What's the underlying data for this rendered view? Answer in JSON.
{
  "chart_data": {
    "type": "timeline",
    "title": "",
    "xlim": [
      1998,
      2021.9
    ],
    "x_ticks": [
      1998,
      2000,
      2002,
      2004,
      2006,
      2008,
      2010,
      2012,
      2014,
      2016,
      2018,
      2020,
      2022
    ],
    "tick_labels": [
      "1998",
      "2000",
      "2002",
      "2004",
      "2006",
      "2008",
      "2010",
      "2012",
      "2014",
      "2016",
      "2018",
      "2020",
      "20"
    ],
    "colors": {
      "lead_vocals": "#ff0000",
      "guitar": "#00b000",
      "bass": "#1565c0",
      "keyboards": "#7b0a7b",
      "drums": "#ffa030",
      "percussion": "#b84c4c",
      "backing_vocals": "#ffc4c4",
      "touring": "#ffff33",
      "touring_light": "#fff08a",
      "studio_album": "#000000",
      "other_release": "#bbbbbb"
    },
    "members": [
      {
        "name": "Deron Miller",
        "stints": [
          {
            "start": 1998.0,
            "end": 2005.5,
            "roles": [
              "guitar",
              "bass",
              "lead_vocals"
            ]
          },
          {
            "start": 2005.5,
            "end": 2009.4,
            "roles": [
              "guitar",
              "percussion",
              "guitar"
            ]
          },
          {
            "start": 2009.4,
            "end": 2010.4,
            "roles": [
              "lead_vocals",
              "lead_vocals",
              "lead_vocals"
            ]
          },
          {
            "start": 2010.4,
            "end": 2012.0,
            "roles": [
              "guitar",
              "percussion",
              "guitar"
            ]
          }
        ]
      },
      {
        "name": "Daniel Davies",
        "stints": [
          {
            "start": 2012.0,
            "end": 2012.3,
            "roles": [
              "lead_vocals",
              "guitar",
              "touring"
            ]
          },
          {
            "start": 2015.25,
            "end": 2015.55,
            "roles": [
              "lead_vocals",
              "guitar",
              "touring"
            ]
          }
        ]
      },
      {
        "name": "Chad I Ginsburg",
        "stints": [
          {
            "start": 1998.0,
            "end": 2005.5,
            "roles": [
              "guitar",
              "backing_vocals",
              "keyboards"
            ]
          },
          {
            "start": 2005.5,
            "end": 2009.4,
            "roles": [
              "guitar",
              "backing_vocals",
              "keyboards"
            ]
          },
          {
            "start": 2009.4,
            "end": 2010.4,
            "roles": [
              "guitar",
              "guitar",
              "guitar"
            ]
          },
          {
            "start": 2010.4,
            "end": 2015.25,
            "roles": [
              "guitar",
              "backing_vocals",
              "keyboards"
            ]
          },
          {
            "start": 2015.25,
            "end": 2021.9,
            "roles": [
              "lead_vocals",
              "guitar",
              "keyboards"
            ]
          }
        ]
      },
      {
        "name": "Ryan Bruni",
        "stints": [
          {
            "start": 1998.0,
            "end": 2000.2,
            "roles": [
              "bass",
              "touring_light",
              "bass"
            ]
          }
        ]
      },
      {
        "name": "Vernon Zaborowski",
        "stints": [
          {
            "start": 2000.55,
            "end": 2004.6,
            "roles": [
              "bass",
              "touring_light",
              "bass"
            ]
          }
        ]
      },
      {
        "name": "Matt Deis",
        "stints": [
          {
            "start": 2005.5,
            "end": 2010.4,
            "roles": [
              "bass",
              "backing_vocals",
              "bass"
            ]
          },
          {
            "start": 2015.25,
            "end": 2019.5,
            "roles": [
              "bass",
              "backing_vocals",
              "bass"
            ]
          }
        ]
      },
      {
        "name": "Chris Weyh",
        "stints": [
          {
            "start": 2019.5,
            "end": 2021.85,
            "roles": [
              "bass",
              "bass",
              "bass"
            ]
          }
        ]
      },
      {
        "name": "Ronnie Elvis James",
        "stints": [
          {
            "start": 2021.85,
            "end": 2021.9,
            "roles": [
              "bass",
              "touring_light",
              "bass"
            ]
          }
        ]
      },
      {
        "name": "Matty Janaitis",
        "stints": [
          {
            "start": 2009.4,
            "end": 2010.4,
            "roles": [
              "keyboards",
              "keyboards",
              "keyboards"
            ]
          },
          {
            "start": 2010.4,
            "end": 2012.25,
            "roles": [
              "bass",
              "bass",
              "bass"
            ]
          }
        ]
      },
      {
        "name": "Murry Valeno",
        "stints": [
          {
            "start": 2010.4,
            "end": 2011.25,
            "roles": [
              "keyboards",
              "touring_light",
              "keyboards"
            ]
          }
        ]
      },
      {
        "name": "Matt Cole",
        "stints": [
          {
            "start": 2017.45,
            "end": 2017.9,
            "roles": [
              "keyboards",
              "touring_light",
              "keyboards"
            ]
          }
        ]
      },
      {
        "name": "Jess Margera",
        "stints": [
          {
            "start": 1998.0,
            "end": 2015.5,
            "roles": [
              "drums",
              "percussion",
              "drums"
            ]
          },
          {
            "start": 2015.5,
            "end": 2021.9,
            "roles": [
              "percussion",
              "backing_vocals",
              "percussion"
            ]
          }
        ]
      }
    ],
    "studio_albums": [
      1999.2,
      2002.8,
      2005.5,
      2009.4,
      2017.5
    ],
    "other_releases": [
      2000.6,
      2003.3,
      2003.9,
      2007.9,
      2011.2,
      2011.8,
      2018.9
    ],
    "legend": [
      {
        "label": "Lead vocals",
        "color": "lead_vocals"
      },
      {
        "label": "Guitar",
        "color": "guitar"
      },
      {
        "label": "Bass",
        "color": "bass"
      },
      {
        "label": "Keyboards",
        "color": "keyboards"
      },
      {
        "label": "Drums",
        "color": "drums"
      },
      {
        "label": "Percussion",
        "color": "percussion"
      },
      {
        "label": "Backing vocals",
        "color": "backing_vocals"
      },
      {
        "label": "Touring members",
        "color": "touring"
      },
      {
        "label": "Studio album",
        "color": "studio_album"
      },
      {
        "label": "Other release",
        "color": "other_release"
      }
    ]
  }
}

--- --- ---

• **The task**:
Repeat the listing above without any change.

• **Correct output**:
What's the underlying data for this rendered view? Answer in JSON.
{
  "chart_data": {
    "type": "timeline",
    "title": "",
    "xlim": [
      1998,
      2021.9
    ],
    "x_ticks": [
      1998,
      2000,
      2002,
      2004,
      2006,
      2008,
      2010,
      2012,
      2014,
      2016,
      2018,
      2020,
      2022
    ],
    "tick_labels": [
      "1998",
      "2000",
      "2002",
      "2004",
      "2006",
      "2008",
      "2010",
      "2012",
      "2014",
      "2016",
      "2018",
      "2020",
      "20"
    ],
    "colors": {
      "lead_vocals": "#ff0000",
      "guitar": "#00b000",
      "bass": "#1565c0",
      "keyboards": "#7b0a7b",
      "drums": "#ffa030",
      "percussion": "#b84c4c",
      "backing_vocals": "#ffc4c4",
      "touring": "#ffff33",
      "touring_light": "#fff08a",
      "studio_album": "#000000",
      "other_release": "#bbbbbb"
    },
    "members": [
      {
        "name": "Deron Miller",
        "stints": [
          {
            "start": 1998.0,
            "end": 2005.5,
            "roles": [
              "guitar",
              "bass",
              "lead_vocals"
            ]
          },
          {
            "start": 2005.5,
            "end": 2009.4,
            "roles": [
              "guitar",
              "percussion",
              "guitar"
            ]
          },
          {
            "start": 2009.4,
            "end": 2010.4,
            "roles": [
              "lead_vocals",
              "lead_vocals",
              "lead_vocals"
            ]
          },
          {
            "start": 2010.4,
            "end": 2012.0,
            "roles": [
              "guitar",
              "percussion",
              "guitar"
            ]
          }
        ]
      },
      {
        "name": "Daniel Davies",
        "stints": [
          {
            "start": 2012.0,
            "end": 2012.3,
            "roles": [
              "lead_vocals",
              "guitar",
              "touring"
            ]
          },
          {
            "start": 2015.25,
            "end": 2015.55,
            "roles": [
              "lead_vocals",
              "guitar",
              "touring"
            ]
          }
        ]
      },
      {
        "name": "Chad I Ginsburg",
        "stints": [
          {
            "start": 1998.0,
            "end": 2005.5,
            "roles": [
              "guitar",
              "backing_vocals",
              "keyboards"
            ]
          },
          {
            "start": 2005.5,
            "end": 2009.4,
            "roles": [
              "guitar",
              "backing_vocals",
              "keyboards"
            ]
          },
          {
            "start": 2009.4,
            "end": 2010.4,
            "roles": [
              "guitar",
              "guitar",
              "guitar"
            ]
          },
          {
            "start": 2010.4,
            "end": 2015.25,
            "roles": [
              "guitar",
              "backing_vocals",
              "keyboards"
            ]
          },
          {
            "start": 2015.25,
            "end": 2021.9,
            "roles": [
              "lead_vocals",
              "guitar",
              "keyboards"
            ]
          }
        ]
      },
      {
        "name": "Ryan Bruni",
        "stints": [
          {
            "start": 1998.0,
            "end": 2000.2,
            "roles": [
              "bass",
              "touring_light",
              "bass"
            ]
          }
        ]
      },
      {
        "name": "Vernon Zaborowski",
        "stints": [
          {
            "start": 2000.55,
            "end": 2004.6,
            "roles": [
              "bass",
              "touring_light",
              "bass"
            ]
          }
        ]
      },
      {
        "name": "Matt Deis",
        "stints": [
          {
            "start": 2005.5,
            "end": 2010.4,
            "roles": [
              "bass",
              "backing_vocals",
              "bass"
            ]
          },
          {
            "start": 2015.25,
            "end": 2019.5,
            "roles": [
              "bass",
              "backing_vocals",
              "bass"
            ]
          }
        ]
      },
      {
        "name": "Chris Weyh",
        "stints": [
          {
            "start": 2019.5,
            "end": 2021.85,
            "roles": [
              "bass",
              "bass",
              "bass"
            ]
          }
        ]
      },
      {
        "name": "Ronnie Elvis James",
        "stints": [
          {
            "start": 2021.85,
            "end": 2021.9,
            "roles": [
              "bass",
              "touring_light",
              "bass"
            ]
          }
        ]
      },
      {
        "name": "Matty Janaitis",
        "stints": [
          {
            "start": 2009.4,
            "end": 2010.4,
            "roles": [
              "keyboards",
              "keyboards",
              "keyboards"
            ]
          },
          {
            "start": 2010.4,
            "end": 2012.25,
            "roles": [
              "bass",
              "bass",
              "bass"
            ]
          }
        ]
      },
      {
        "name": "Murry Valeno",
        "stints": [
          {
            "start": 2010.4,
            "end": 2011.25,
            "roles": [
              "keyboards",
              "touring_light",
              "keyboards"
            ]
          }
        ]
      },
      {
        "name": "Matt Cole",
        "stints": [
          {
            "start": 2017.45,
            "end": 2017.9,
            "roles": [
              "keyboards",
              "touring_light",
              "keyboards"
            ]
          }
        ]
      },
      {
        "name": "Jess Margera",
        "stints": [
          {
            "start": 1998.0,
            "end": 2015.5,
            "roles": [
              "drums",
              "percussion",
              "drums"
            ]
          },
          {
            "start": 2015.5,
            "end": 2021.9,
            "roles": [
              "percussion",
              "backing_vocals",
              "percussion"
            ]
          }
        ]
      }
    ],
    "studio_albums": [
      1999.2,
      2002.8,
      2005.5,
      2009.4,
      2017.5
    ],
    "other_releases": [
      2000.6,
      2003.3,
      2003.9,
      2007.9,
      2011.2,
      2011.8,
      2018.9
    ],
    "legend": [
      {
        "label": "Lead vocals",
        "color": "lead_vocals"
      },
      {
        "label": "Guitar",
        "color": "guitar"
      },
      {
        "label": "Bass",
        "color": "bass"
      },
      {
        "label": "Keyboards",
        "color": "keyboards"
      },
      {
        "label": "Drums",
        "color": "drums"
      },
      {
        "label": "Percussion",
        "color": "percussion"
      },
      {
        "label": "Backing vocals",
        "color": "backing_vocals"
      },
      {
        "label": "Touring members",
        "color": "touring"
      },
      {
        "label": "Studio album",
        "color": "studio_album"
      },
      {
        "label": "Other release",
        "color": "other_release"
      }
    ]
  }
}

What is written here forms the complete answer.